> [OBJECTIVE] State the number of lines that hold the string "options", with nothing added.
====
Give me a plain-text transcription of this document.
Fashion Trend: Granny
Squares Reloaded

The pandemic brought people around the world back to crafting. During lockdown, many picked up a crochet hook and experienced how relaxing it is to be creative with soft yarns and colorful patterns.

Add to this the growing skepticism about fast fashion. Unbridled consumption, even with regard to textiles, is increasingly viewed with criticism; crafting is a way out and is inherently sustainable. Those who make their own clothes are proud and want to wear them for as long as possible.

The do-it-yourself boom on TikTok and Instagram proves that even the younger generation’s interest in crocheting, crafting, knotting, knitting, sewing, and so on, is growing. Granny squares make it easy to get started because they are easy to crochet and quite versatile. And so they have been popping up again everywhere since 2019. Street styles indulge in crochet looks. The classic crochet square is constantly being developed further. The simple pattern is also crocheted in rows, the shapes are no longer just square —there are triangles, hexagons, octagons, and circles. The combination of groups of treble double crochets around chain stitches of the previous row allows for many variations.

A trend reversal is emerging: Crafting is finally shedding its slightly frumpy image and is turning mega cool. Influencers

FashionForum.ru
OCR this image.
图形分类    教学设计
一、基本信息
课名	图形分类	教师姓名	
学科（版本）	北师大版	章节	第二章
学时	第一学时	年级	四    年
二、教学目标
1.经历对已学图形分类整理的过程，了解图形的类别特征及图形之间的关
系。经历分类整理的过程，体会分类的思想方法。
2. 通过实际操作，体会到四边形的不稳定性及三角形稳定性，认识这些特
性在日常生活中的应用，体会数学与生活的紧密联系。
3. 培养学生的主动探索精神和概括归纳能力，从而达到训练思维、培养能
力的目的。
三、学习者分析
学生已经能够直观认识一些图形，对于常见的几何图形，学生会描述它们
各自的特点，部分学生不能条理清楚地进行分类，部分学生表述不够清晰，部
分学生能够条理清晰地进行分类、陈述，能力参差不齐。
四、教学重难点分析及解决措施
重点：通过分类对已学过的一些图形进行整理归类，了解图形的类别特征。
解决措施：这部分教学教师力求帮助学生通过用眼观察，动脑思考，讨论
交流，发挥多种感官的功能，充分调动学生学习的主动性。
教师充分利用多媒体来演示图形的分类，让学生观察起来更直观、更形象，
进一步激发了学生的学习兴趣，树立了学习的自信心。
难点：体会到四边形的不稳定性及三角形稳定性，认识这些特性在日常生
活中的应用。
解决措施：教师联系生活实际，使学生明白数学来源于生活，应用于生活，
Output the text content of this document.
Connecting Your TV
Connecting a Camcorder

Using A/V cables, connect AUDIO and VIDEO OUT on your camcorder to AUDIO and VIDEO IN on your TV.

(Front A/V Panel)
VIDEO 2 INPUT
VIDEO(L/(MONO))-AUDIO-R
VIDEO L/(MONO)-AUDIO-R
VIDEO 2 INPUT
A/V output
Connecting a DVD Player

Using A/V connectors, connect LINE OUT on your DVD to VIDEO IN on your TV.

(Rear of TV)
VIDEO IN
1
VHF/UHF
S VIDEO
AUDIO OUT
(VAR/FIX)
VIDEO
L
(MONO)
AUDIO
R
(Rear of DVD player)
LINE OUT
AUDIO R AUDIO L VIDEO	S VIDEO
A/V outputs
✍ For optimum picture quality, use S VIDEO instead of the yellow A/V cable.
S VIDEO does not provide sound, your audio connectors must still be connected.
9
====
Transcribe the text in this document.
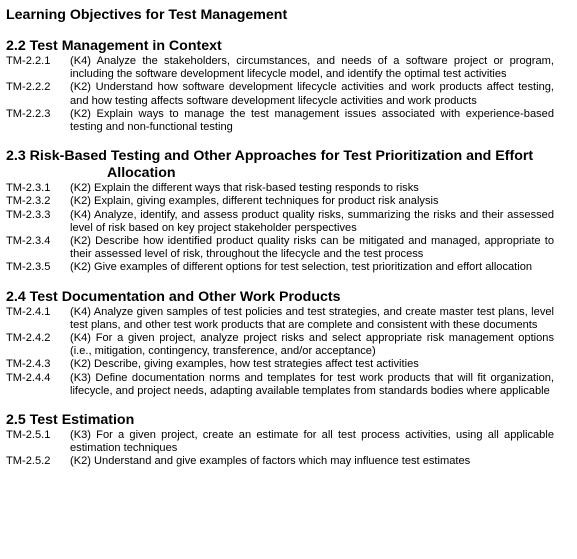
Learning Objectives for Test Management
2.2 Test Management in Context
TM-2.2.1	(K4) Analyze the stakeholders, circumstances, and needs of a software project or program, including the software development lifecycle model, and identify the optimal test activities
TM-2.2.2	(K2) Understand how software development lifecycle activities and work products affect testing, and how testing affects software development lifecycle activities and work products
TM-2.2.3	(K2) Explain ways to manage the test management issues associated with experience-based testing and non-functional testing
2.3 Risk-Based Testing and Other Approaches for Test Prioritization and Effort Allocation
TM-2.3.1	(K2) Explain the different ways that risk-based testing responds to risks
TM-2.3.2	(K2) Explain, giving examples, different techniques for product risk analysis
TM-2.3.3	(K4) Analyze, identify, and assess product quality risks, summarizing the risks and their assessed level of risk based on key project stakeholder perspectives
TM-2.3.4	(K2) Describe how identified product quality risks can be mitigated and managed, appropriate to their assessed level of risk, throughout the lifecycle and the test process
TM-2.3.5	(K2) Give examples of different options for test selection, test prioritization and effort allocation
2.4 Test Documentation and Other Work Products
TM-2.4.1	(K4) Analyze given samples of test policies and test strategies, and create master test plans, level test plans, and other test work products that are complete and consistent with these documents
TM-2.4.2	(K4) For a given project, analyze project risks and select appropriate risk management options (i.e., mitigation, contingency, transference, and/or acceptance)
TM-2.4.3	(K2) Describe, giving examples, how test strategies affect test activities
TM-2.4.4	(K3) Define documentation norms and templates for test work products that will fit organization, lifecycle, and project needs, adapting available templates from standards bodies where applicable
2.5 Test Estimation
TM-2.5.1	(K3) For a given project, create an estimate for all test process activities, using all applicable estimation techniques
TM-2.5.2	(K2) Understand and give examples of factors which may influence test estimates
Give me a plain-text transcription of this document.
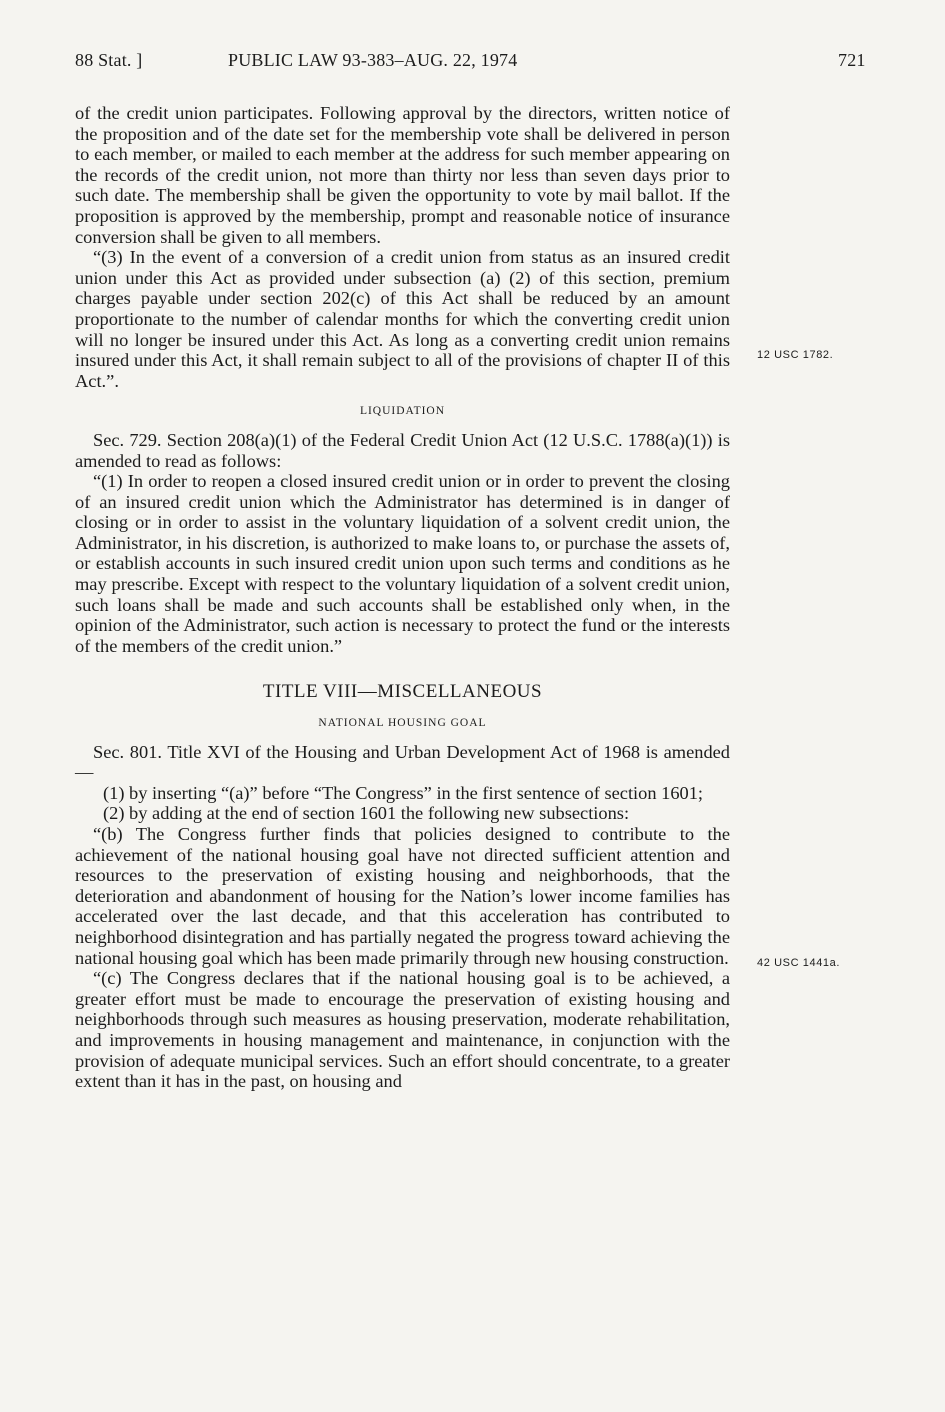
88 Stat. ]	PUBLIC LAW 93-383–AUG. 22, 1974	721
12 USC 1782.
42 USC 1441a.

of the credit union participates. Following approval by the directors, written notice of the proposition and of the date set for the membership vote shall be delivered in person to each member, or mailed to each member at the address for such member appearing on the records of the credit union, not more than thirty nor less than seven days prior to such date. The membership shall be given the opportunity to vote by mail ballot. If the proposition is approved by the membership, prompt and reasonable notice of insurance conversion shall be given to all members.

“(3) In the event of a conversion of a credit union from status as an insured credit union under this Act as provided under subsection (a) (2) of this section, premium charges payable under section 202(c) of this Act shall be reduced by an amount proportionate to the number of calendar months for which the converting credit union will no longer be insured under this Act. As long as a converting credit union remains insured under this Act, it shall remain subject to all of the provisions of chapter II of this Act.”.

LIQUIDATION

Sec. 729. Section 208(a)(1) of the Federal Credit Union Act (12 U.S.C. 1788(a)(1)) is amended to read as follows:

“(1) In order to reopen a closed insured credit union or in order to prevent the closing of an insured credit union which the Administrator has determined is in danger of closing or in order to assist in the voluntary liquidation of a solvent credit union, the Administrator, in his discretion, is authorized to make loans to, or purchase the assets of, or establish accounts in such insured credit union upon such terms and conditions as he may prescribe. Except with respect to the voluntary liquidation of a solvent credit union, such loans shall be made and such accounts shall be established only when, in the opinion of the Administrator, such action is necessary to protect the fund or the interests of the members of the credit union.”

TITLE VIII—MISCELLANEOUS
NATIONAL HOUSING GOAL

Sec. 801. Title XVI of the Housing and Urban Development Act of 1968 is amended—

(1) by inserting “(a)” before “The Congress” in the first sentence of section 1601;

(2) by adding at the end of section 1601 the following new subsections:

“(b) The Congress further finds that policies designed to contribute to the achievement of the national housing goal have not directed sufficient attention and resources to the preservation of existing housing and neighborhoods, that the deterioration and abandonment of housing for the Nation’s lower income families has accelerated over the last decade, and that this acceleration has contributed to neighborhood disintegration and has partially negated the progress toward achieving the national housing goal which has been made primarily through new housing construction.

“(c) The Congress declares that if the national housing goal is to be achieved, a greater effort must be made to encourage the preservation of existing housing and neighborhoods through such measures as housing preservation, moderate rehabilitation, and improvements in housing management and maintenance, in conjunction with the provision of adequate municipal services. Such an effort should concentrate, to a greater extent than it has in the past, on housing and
====
> [RESULT OF THIS EXERCISE] 2